* _TASK OBJECTIVE_
What is the number of lines containing the string "horizontal"? Answer with the number only.

>> begin MATERIAL FOR THIS EXERCISE

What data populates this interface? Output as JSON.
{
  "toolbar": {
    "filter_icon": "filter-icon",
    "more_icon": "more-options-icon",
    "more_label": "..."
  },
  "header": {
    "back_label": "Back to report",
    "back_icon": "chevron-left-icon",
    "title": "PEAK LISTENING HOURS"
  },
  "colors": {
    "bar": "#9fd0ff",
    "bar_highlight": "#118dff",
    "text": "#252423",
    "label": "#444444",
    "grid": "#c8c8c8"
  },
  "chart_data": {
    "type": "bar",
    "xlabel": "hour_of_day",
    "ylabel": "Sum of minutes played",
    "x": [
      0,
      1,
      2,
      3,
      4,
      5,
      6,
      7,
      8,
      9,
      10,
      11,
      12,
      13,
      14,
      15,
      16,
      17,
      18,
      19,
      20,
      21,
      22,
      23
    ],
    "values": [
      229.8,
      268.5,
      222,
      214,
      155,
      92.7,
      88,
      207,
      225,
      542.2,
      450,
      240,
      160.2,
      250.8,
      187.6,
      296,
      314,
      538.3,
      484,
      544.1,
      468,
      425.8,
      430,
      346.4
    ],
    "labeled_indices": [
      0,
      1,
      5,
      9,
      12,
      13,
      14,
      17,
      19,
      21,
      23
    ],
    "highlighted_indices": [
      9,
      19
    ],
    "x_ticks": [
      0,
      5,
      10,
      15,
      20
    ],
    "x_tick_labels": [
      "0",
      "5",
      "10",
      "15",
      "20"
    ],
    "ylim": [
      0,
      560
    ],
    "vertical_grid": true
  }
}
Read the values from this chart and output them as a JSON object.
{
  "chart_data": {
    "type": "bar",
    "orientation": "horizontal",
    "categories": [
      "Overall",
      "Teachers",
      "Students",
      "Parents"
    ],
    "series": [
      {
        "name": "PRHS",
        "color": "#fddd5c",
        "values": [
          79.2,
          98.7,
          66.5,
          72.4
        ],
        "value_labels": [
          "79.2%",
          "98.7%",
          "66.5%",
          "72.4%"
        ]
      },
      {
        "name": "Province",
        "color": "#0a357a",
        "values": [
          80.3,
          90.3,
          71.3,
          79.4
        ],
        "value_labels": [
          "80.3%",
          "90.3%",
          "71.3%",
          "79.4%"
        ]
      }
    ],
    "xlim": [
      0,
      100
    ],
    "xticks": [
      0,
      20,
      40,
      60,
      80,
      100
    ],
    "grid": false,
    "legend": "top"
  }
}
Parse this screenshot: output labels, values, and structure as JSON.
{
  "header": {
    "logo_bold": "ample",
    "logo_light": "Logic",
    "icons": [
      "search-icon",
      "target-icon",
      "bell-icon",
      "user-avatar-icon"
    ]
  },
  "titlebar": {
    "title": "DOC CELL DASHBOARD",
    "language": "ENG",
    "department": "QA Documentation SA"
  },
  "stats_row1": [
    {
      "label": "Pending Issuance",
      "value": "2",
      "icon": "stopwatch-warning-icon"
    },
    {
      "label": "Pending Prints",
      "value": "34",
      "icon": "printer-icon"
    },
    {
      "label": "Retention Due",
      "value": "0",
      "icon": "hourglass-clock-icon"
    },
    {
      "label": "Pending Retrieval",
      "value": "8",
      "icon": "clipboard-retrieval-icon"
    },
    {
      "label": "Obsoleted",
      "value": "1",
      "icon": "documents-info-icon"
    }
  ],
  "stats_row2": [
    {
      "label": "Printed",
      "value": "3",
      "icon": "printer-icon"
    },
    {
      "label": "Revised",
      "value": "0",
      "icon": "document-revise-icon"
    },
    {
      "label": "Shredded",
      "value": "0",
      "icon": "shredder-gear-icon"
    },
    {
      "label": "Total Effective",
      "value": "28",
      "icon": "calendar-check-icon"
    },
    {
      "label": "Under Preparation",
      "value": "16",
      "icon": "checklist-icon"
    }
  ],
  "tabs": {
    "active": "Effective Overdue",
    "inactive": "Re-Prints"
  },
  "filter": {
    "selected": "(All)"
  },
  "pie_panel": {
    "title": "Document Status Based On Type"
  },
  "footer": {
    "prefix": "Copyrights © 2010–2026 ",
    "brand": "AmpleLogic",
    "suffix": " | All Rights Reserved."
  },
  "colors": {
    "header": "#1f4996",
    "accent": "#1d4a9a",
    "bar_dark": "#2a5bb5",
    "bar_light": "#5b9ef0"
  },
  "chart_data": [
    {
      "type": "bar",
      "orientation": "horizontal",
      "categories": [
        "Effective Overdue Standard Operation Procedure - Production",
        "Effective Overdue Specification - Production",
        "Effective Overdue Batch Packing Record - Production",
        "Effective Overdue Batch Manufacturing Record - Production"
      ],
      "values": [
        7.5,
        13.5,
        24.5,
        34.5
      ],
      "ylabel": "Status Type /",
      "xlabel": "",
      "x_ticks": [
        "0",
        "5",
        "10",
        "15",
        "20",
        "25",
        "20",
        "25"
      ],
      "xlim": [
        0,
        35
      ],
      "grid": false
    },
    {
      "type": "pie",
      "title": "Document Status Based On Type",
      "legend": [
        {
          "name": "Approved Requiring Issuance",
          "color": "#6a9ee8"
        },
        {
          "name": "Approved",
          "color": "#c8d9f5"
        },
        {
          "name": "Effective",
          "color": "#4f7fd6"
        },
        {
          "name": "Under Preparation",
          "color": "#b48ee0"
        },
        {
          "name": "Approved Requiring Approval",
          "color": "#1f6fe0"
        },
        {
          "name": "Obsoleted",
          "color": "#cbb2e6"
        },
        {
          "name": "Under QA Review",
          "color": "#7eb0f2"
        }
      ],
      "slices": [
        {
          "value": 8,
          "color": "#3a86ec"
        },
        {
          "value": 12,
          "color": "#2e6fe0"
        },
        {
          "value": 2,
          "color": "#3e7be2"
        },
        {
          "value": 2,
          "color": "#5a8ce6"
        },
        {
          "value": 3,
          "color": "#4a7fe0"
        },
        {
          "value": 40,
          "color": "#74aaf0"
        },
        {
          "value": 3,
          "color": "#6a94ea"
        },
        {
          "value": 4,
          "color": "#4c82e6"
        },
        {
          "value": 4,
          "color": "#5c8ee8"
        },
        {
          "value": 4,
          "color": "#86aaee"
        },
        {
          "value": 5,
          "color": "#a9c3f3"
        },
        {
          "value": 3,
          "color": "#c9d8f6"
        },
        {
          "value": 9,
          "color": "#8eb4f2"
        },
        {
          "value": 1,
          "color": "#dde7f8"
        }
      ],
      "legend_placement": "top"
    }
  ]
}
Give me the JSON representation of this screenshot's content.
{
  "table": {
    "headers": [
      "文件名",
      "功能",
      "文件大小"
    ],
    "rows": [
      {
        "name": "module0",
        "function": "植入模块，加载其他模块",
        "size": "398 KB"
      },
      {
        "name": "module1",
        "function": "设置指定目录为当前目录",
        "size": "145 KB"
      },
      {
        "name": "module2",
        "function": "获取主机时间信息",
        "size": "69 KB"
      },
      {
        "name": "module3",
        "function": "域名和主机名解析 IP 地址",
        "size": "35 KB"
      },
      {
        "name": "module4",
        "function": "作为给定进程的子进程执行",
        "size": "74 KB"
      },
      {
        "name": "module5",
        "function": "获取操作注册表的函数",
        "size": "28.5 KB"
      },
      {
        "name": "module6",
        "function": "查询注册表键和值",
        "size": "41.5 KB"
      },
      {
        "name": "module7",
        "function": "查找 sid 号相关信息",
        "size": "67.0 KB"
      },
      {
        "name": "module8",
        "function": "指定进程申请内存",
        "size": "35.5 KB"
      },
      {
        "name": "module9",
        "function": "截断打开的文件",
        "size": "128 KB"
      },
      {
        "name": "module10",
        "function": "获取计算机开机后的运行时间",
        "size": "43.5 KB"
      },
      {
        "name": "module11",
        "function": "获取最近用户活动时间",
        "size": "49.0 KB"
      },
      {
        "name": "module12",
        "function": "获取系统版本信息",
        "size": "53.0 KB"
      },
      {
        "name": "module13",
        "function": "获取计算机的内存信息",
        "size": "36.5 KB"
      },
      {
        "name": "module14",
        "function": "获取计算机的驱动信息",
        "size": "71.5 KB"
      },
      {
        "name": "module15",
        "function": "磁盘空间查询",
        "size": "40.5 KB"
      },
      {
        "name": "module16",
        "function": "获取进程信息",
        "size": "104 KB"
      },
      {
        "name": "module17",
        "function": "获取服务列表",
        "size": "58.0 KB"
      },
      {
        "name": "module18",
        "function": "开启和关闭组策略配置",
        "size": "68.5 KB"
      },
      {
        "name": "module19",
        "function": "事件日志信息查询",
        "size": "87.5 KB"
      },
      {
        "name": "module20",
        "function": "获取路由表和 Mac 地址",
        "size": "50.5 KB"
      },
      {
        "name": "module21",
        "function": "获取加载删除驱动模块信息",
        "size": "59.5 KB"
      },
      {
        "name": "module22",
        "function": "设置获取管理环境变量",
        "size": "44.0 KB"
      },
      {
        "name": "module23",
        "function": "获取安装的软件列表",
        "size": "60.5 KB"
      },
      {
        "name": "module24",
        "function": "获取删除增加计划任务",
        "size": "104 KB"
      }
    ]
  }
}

>> end MATERIAL FOR THIS EXERCISE

* _EXERCISE RESULT_
2